WHAT TO DO →
Print the entries verbatim, leaving out the images they contain.

RECORDS SHOWN →
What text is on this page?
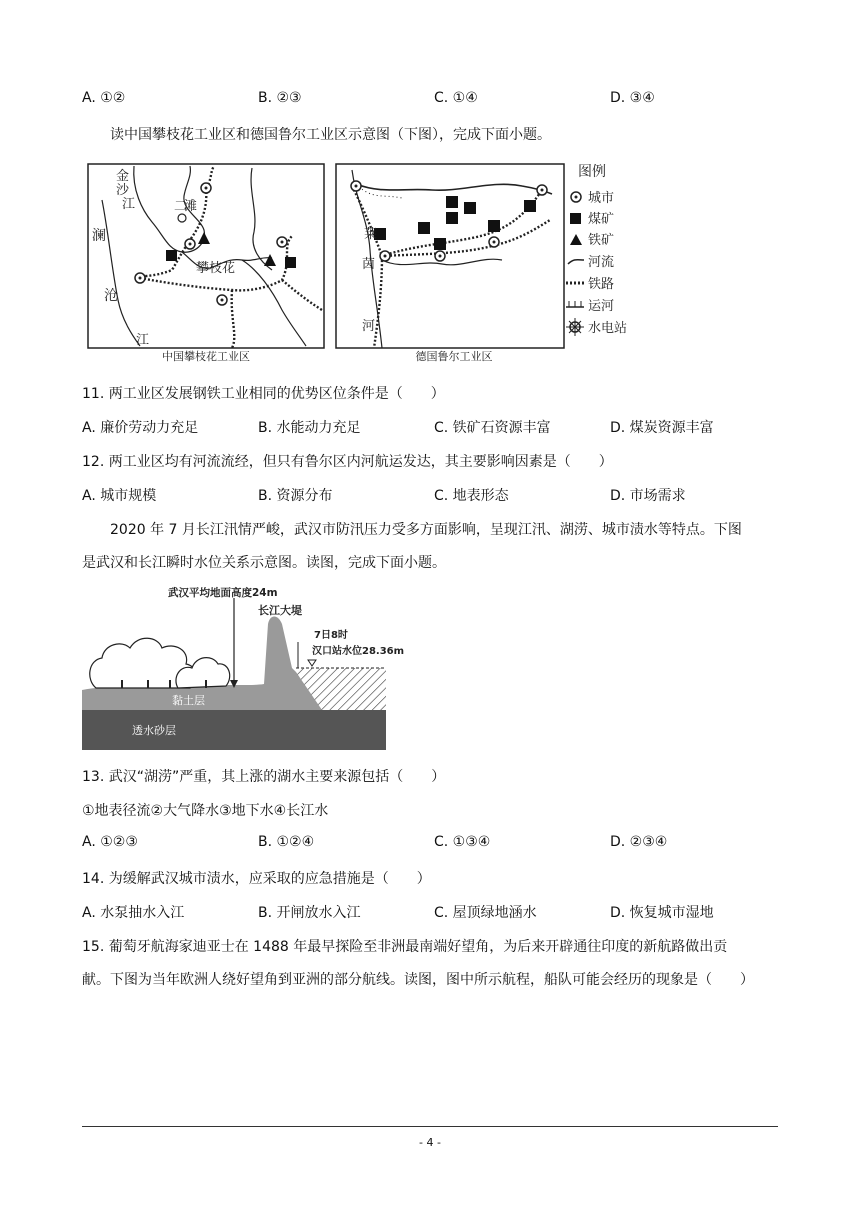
A. ①②	B. ②③	C. ①④	D. ③④
读中国攀枝花工业区和德国鲁尔工业区示意图（下图），完成下面小题。
金
沙
江	二
滩
澜
沧
江
攀枝花
中国攀枝花工业区
莱
茵
河
德国鲁尔工业区
图例
城市
煤矿
铁矿
河流
铁路
运河
水电站
11. 两工业区发展钢铁工业相同的优势区位条件是（　　）
A. 廉价劳动力充足	B. 水能动力充足	C. 铁矿石资源丰富	D. 煤炭资源丰富
12. 两工业区均有河流流经，但只有鲁尔区内河航运发达，其主要影响因素是（　　）
A. 城市规模	B. 资源分布	C. 地表形态	D. 市场需求
2020 年 7 月长江汛情严峻，武汉市防汛压力受多方面影响，呈现江汛、湖涝、城市渍水等特点。下图
是武汉和长江瞬时水位关系示意图。读图，完成下面小题。
武汉平均地面高度24m
长江大堤
7日8时
汉口站水位28.36m
黏土层
透水砂层
13. 武汉“湖涝”严重，其上涨的湖水主要来源包括（　　）
①地表径流②大气降水③地下水④长江水
A. ①②③	B. ①②④	C. ①③④	D. ②③④
14. 为缓解武汉城市渍水，应采取的应急措施是（　　）
A. 水泵抽水入江	B. 开闸放水入江	C. 屋顶绿地涵水	D. 恢复城市湿地
15. 葡萄牙航海家迪亚士在 1488 年最早探险至非洲最南端好望角，为后来开辟通往印度的新航路做出贡
献。下图为当年欧洲人绕好望角到亚洲的部分航线。读图，图中所示航程，船队可能会经历的现象是（　　）
- 4 -
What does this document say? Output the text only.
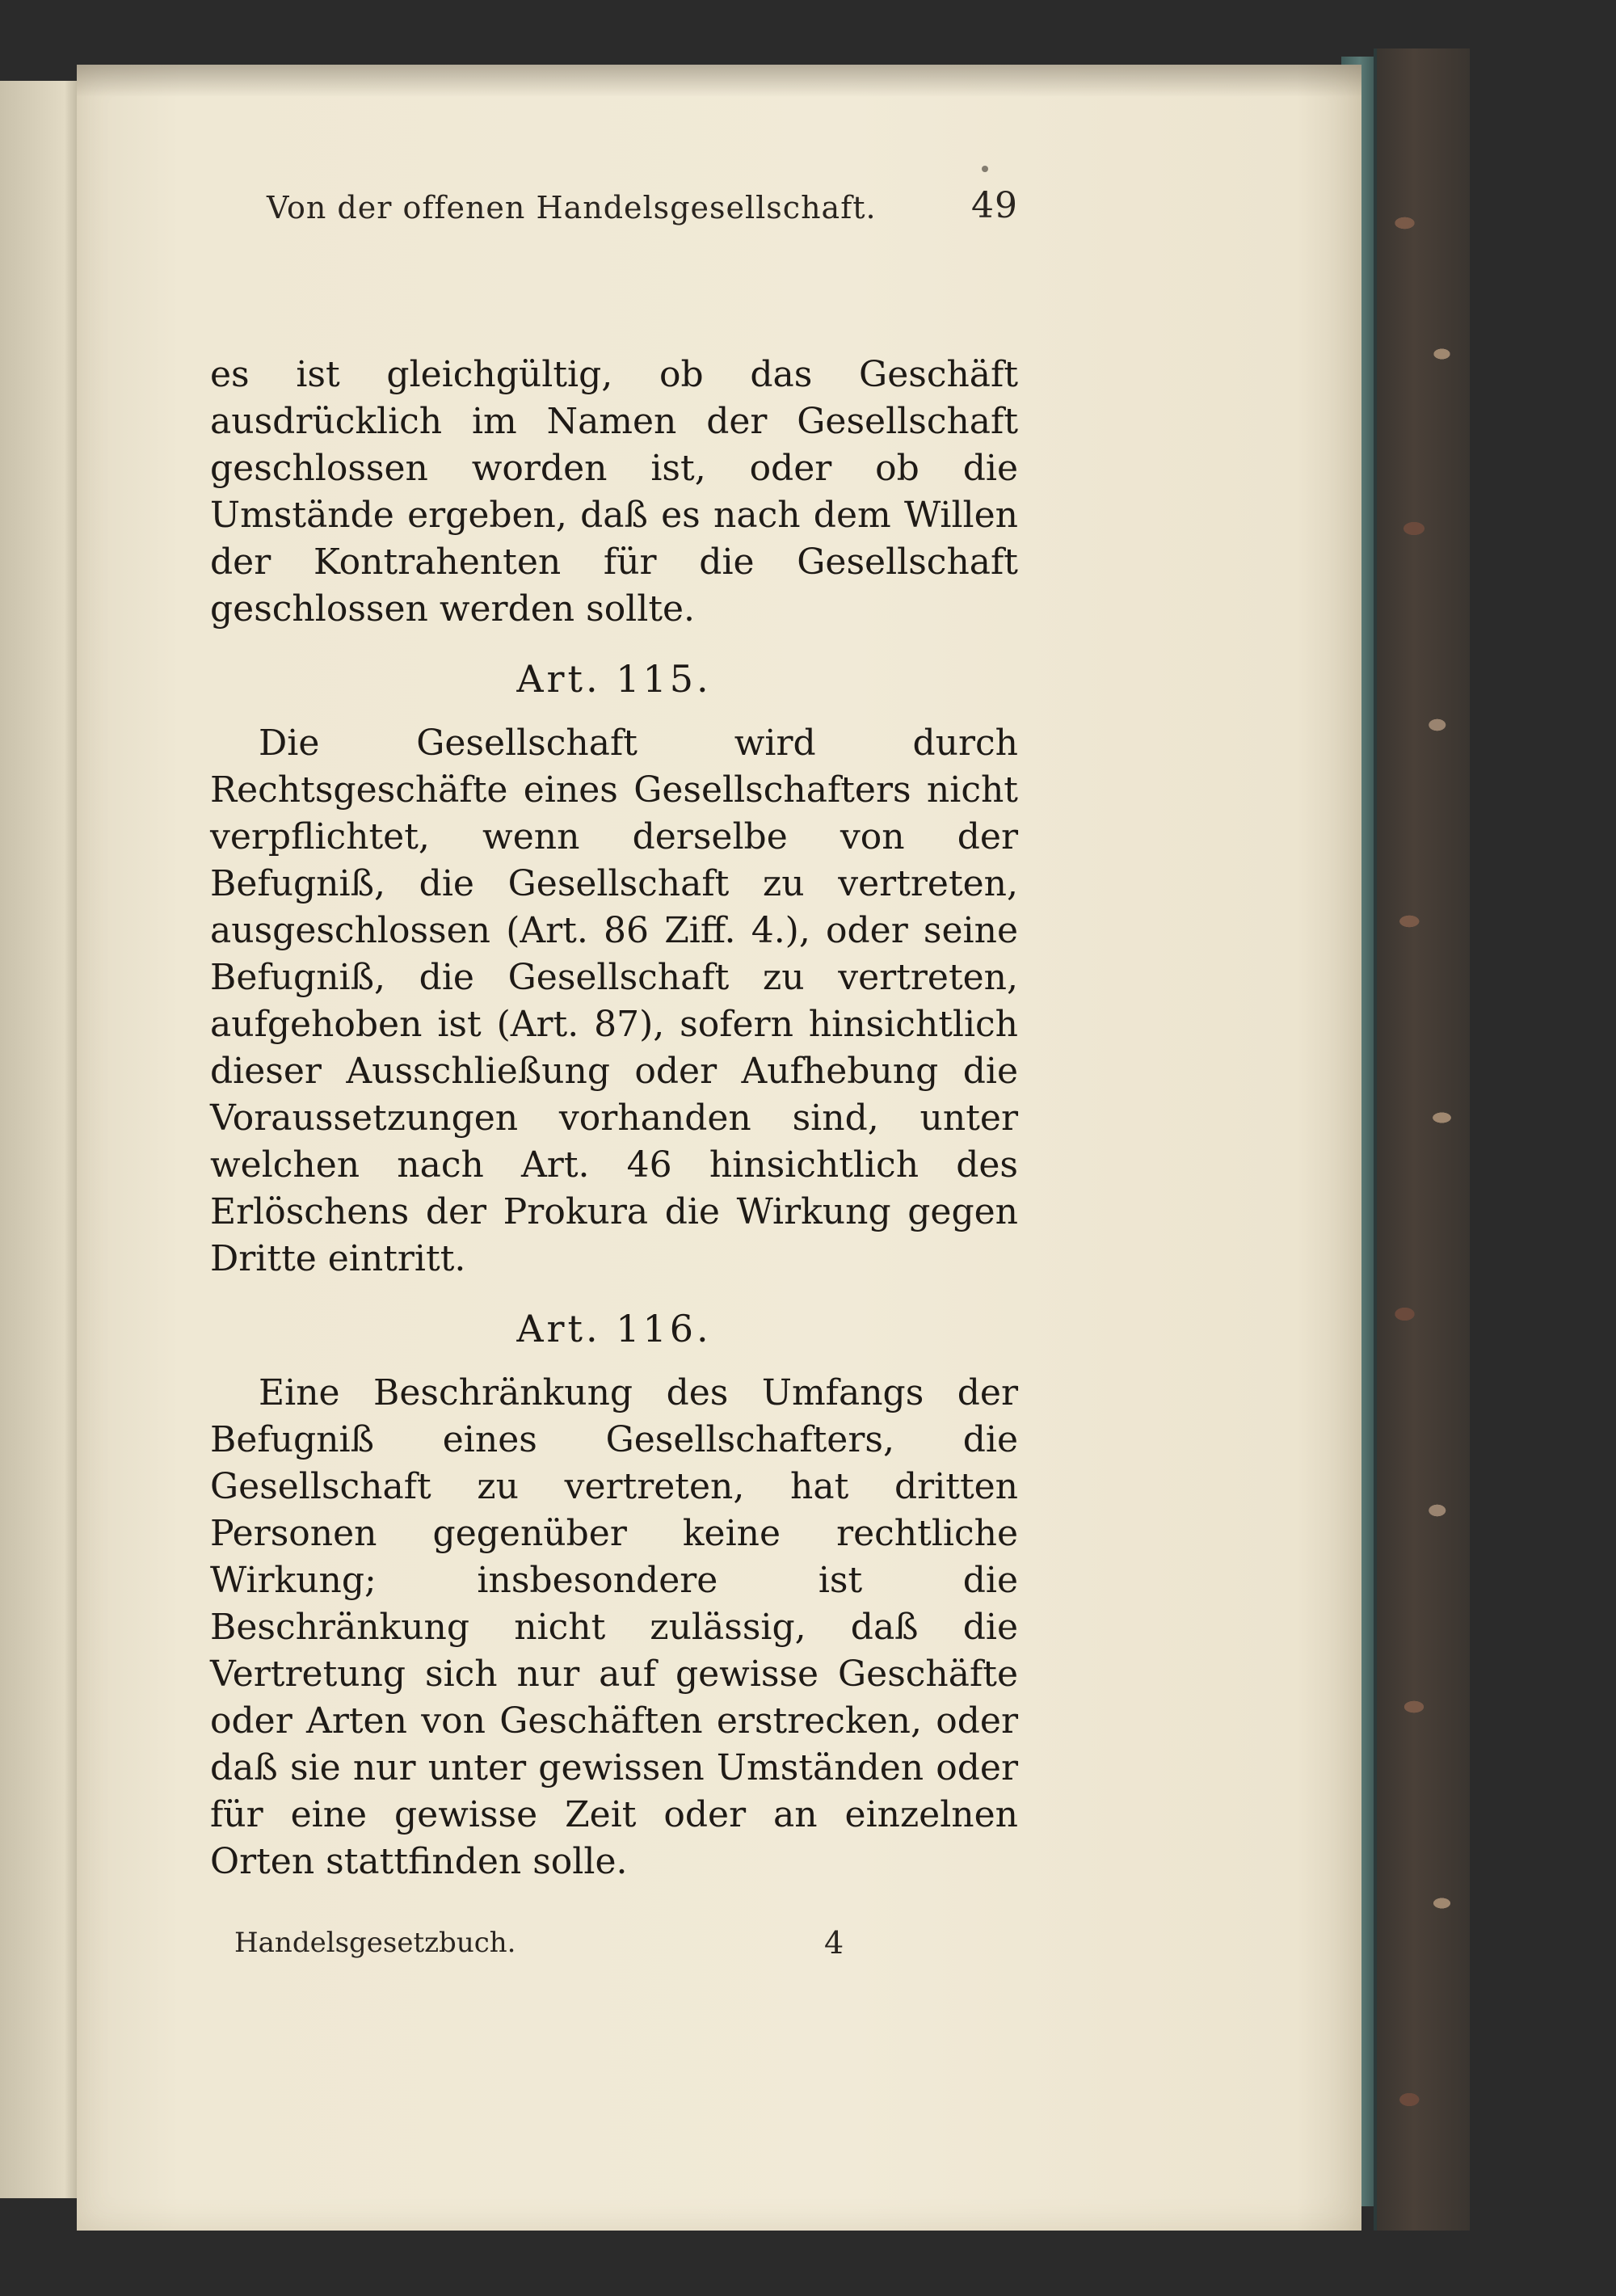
Von der offenen Handelsgesellschaft.	49

es ist gleichgültig, ob das Geschäft ausdrücklich im Namen der Gesellschaft geschlossen worden ist, oder ob die Umstände ergeben, daß es nach dem Willen der Kontrahenten für die Gesellschaft geschlossen werden sollte.

Art. 115.

Die Gesellschaft wird durch Rechtsgeschäfte eines Gesellschafters nicht verpflichtet, wenn derselbe von der Befugniß, die Gesellschaft zu vertreten, ausgeschlossen (Art. 86 Ziff. 4.), oder seine Befugniß, die Gesellschaft zu vertreten, aufgehoben ist (Art. 87), sofern hinsichtlich dieser Ausschließung oder Aufhebung die Voraussetzungen vorhanden sind, unter welchen nach Art. 46 hinsichtlich des Erlöschens der Prokura die Wirkung gegen Dritte eintritt.

Art. 116.

Eine Beschränkung des Umfangs der Befugniß eines Gesellschafters, die Gesellschaft zu vertreten, hat dritten Personen gegenüber keine rechtliche Wirkung; insbesondere ist die Beschränkung nicht zulässig, daß die Vertretung sich nur auf gewisse Geschäfte oder Arten von Geschäften erstrecken, oder daß sie nur unter gewissen Umständen oder für eine gewisse Zeit oder an einzelnen Orten stattfinden solle.

Handelsgesetzbuch.	4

WORKED ANSWER →
What text is on this page?
A. ①②	B. ②③	C. ①④	D. ③④
读中国攀枝花工业区和德国鲁尔工业区示意图（下图），完成下面小题。
金
沙
江	二
滩
澜
沧
江
攀枝花
中国攀枝花工业区
莱
茵
河
德国鲁尔工业区
图例
城市
煤矿
铁矿
河流
铁路
运河
水电站
11. 两工业区发展钢铁工业相同的优势区位条件是（　　）
A. 廉价劳动力充足	B. 水能动力充足	C. 铁矿石资源丰富	D. 煤炭资源丰富
12. 两工业区均有河流流经，但只有鲁尔区内河航运发达，其主要影响因素是（　　）
A. 城市规模	B. 资源分布	C. 地表形态	D. 市场需求
2020 年 7 月长江汛情严峻，武汉市防汛压力受多方面影响，呈现江汛、湖涝、城市渍水等特点。下图
是武汉和长江瞬时水位关系示意图。读图，完成下面小题。
武汉平均地面高度24m
长江大堤
7日8时
汉口站水位28.36m
黏土层
透水砂层
13. 武汉“湖涝”严重，其上涨的湖水主要来源包括（　　）
①地表径流②大气降水③地下水④长江水
A. ①②③	B. ①②④	C. ①③④	D. ②③④
14. 为缓解武汉城市渍水，应采取的应急措施是（　　）
A. 水泵抽水入江	B. 开闸放水入江	C. 屋顶绿地涵水	D. 恢复城市湿地
15. 葡萄牙航海家迪亚士在 1488 年最早探险至非洲最南端好望角，为后来开辟通往印度的新航路做出贡
献。下图为当年欧洲人绕好望角到亚洲的部分航线。读图，图中所示航程，船队可能会经历的现象是（　　）
- 4 -
What does this document say? Output the text only.
Von der offenen Handelsgesellschaft.	49

es ist gleichgültig, ob das Geschäft ausdrücklich im Namen der Gesellschaft geschlossen worden ist, oder ob die Umstände ergeben, daß es nach dem Willen der Kontrahenten für die Gesellschaft geschlossen werden sollte.

Art. 115.

Die Gesellschaft wird durch Rechtsgeschäfte eines Gesellschafters nicht verpflichtet, wenn derselbe von der Befugniß, die Gesellschaft zu vertreten, ausgeschlossen (Art. 86 Ziff. 4.), oder seine Befugniß, die Gesellschaft zu vertreten, aufgehoben ist (Art. 87), sofern hinsichtlich dieser Ausschließung oder Aufhebung die Voraussetzungen vorhanden sind, unter welchen nach Art. 46 hinsichtlich des Erlöschens der Prokura die Wirkung gegen Dritte eintritt.

Art. 116.

Eine Beschränkung des Umfangs der Befugniß eines Gesellschafters, die Gesellschaft zu vertreten, hat dritten Personen gegenüber keine rechtliche Wirkung; insbesondere ist die Beschränkung nicht zulässig, daß die Vertretung sich nur auf gewisse Geschäfte oder Arten von Geschäften erstrecken, oder daß sie nur unter gewissen Umständen oder für eine gewisse Zeit oder an einzelnen Orten stattfinden solle.

Handelsgesetzbuch.	4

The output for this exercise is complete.